Work instructions >>
Give the listing below again in full, exactly as written.
□ □ □
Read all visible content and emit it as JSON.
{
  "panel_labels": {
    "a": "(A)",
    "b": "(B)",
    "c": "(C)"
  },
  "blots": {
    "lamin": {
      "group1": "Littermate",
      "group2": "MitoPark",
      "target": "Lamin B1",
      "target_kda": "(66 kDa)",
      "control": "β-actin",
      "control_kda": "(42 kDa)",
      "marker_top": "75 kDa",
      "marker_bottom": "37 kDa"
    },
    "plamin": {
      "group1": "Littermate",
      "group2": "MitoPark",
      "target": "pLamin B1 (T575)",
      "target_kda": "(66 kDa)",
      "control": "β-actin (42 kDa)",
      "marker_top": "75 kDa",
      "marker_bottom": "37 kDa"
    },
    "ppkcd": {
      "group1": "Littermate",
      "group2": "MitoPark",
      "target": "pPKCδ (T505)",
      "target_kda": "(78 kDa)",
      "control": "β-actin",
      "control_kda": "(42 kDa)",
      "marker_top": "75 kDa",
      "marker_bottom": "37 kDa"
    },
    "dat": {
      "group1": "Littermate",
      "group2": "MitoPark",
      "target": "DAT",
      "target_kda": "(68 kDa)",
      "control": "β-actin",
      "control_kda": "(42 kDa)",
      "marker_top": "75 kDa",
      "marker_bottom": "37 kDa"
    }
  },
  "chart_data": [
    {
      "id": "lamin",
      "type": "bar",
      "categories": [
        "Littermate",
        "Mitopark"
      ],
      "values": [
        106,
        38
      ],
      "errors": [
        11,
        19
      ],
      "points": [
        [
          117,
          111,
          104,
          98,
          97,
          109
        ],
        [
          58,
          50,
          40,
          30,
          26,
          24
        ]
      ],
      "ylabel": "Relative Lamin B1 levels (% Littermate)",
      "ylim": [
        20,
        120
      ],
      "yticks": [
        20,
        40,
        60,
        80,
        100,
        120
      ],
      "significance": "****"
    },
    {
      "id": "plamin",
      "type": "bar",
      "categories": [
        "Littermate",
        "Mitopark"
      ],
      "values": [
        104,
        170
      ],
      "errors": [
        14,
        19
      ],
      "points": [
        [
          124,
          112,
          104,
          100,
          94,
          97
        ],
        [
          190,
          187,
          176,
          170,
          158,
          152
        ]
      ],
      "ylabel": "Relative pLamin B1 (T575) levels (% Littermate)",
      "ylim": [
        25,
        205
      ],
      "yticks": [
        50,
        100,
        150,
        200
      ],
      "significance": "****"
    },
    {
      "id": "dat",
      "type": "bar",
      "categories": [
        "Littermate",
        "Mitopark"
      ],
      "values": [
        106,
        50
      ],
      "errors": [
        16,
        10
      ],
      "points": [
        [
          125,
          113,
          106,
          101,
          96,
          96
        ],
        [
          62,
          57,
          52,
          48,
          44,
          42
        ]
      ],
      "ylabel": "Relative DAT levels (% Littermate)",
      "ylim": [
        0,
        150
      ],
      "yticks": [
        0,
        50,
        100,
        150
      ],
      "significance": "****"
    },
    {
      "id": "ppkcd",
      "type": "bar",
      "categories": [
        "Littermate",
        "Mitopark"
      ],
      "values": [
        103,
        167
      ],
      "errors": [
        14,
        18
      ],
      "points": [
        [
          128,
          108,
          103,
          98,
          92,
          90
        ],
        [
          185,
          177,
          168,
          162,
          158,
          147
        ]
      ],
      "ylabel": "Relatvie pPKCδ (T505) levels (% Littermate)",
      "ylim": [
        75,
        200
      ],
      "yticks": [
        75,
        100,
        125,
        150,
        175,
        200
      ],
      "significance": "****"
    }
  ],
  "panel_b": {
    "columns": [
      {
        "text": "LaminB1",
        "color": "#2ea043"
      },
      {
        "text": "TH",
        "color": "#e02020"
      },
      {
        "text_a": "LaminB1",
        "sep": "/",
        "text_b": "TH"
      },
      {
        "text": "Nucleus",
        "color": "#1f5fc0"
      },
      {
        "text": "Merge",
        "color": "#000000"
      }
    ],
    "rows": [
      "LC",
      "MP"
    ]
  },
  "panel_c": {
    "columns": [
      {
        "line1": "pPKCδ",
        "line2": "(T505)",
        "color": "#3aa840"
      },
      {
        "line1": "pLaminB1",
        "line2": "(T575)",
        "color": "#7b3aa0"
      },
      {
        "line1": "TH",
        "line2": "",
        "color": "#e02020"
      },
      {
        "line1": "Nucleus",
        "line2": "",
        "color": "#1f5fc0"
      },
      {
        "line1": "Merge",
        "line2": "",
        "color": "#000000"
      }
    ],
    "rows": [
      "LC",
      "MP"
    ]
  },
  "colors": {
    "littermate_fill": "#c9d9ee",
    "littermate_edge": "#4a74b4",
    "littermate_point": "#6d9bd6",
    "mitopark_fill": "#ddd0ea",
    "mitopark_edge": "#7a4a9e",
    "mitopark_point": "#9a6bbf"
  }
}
□ □ □
Result of this task >>
Read all visible content and emit it as JSON.
{
  "panel_labels": {
    "a": "(A)",
    "b": "(B)",
    "c": "(C)"
  },
  "blots": {
    "lamin": {
      "group1": "Littermate",
      "group2": "MitoPark",
      "target": "Lamin B1",
      "target_kda": "(66 kDa)",
      "control": "β-actin",
      "control_kda": "(42 kDa)",
      "marker_top": "75 kDa",
      "marker_bottom": "37 kDa"
    },
    "plamin": {
      "group1": "Littermate",
      "group2": "MitoPark",
      "target": "pLamin B1 (T575)",
      "target_kda": "(66 kDa)",
      "control": "β-actin (42 kDa)",
      "marker_top": "75 kDa",
      "marker_bottom": "37 kDa"
    },
    "ppkcd": {
      "group1": "Littermate",
      "group2": "MitoPark",
      "target": "pPKCδ (T505)",
      "target_kda": "(78 kDa)",
      "control": "β-actin",
      "control_kda": "(42 kDa)",
      "marker_top": "75 kDa",
      "marker_bottom": "37 kDa"
    },
    "dat": {
      "group1": "Littermate",
      "group2": "MitoPark",
      "target": "DAT",
      "target_kda": "(68 kDa)",
      "control": "β-actin",
      "control_kda": "(42 kDa)",
      "marker_top": "75 kDa",
      "marker_bottom": "37 kDa"
    }
  },
  "chart_data": [
    {
      "id": "lamin",
      "type": "bar",
      "categories": [
        "Littermate",
        "Mitopark"
      ],
      "values": [
        106,
        38
      ],
      "errors": [
        11,
        19
      ],
      "points": [
        [
          117,
          111,
          104,
          98,
          97,
          109
        ],
        [
          58,
          50,
          40,
          30,
          26,
          24
        ]
      ],
      "ylabel": "Relative Lamin B1 levels (% Littermate)",
      "ylim": [
        20,
        120
      ],
      "yticks": [
        20,
        40,
        60,
        80,
        100,
        120
      ],
      "significance": "****"
    },
    {
      "id": "plamin",
      "type": "bar",
      "categories": [
        "Littermate",
        "Mitopark"
      ],
      "values": [
        104,
        170
      ],
      "errors": [
        14,
        19
      ],
      "points": [
        [
          124,
          112,
          104,
          100,
          94,
          97
        ],
        [
          190,
          187,
          176,
          170,
          158,
          152
        ]
      ],
      "ylabel": "Relative pLamin B1 (T575) levels (% Littermate)",
      "ylim": [
        25,
        205
      ],
      "yticks": [
        50,
        100,
        150,
        200
      ],
      "significance": "****"
    },
    {
      "id": "dat",
      "type": "bar",
      "categories": [
        "Littermate",
        "Mitopark"
      ],
      "values": [
        106,
        50
      ],
      "errors": [
        16,
        10
      ],
      "points": [
        [
          125,
          113,
          106,
          101,
          96,
          96
        ],
        [
          62,
          57,
          52,
          48,
          44,
          42
        ]
      ],
      "ylabel": "Relative DAT levels (% Littermate)",
      "ylim": [
        0,
        150
      ],
      "yticks": [
        0,
        50,
        100,
        150
      ],
      "significance": "****"
    },
    {
      "id": "ppkcd",
      "type": "bar",
      "categories": [
        "Littermate",
        "Mitopark"
      ],
      "values": [
        103,
        167
      ],
      "errors": [
        14,
        18
      ],
      "points": [
        [
          128,
          108,
          103,
          98,
          92,
          90
        ],
        [
          185,
          177,
          168,
          162,
          158,
          147
        ]
      ],
      "ylabel": "Relatvie pPKCδ (T505) levels (% Littermate)",
      "ylim": [
        75,
        200
      ],
      "yticks": [
        75,
        100,
        125,
        150,
        175,
        200
      ],
      "significance": "****"
    }
  ],
  "panel_b": {
    "columns": [
      {
        "text": "LaminB1",
        "color": "#2ea043"
      },
      {
        "text": "TH",
        "color": "#e02020"
      },
      {
        "text_a": "LaminB1",
        "sep": "/",
        "text_b": "TH"
      },
      {
        "text": "Nucleus",
        "color": "#1f5fc0"
      },
      {
        "text": "Merge",
        "color": "#000000"
      }
    ],
    "rows": [
      "LC",
      "MP"
    ]
  },
  "panel_c": {
    "columns": [
      {
        "line1": "pPKCδ",
        "line2": "(T505)",
        "color": "#3aa840"
      },
      {
        "line1": "pLaminB1",
        "line2": "(T575)",
        "color": "#7b3aa0"
      },
      {
        "line1": "TH",
        "line2": "",
        "color": "#e02020"
      },
      {
        "line1": "Nucleus",
        "line2": "",
        "color": "#1f5fc0"
      },
      {
        "line1": "Merge",
        "line2": "",
        "color": "#000000"
      }
    ],
    "rows": [
      "LC",
      "MP"
    ]
  },
  "colors": {
    "littermate_fill": "#c9d9ee",
    "littermate_edge": "#4a74b4",
    "littermate_point": "#6d9bd6",
    "mitopark_fill": "#ddd0ea",
    "mitopark_edge": "#7a4a9e",
    "mitopark_point": "#9a6bbf"
  }
}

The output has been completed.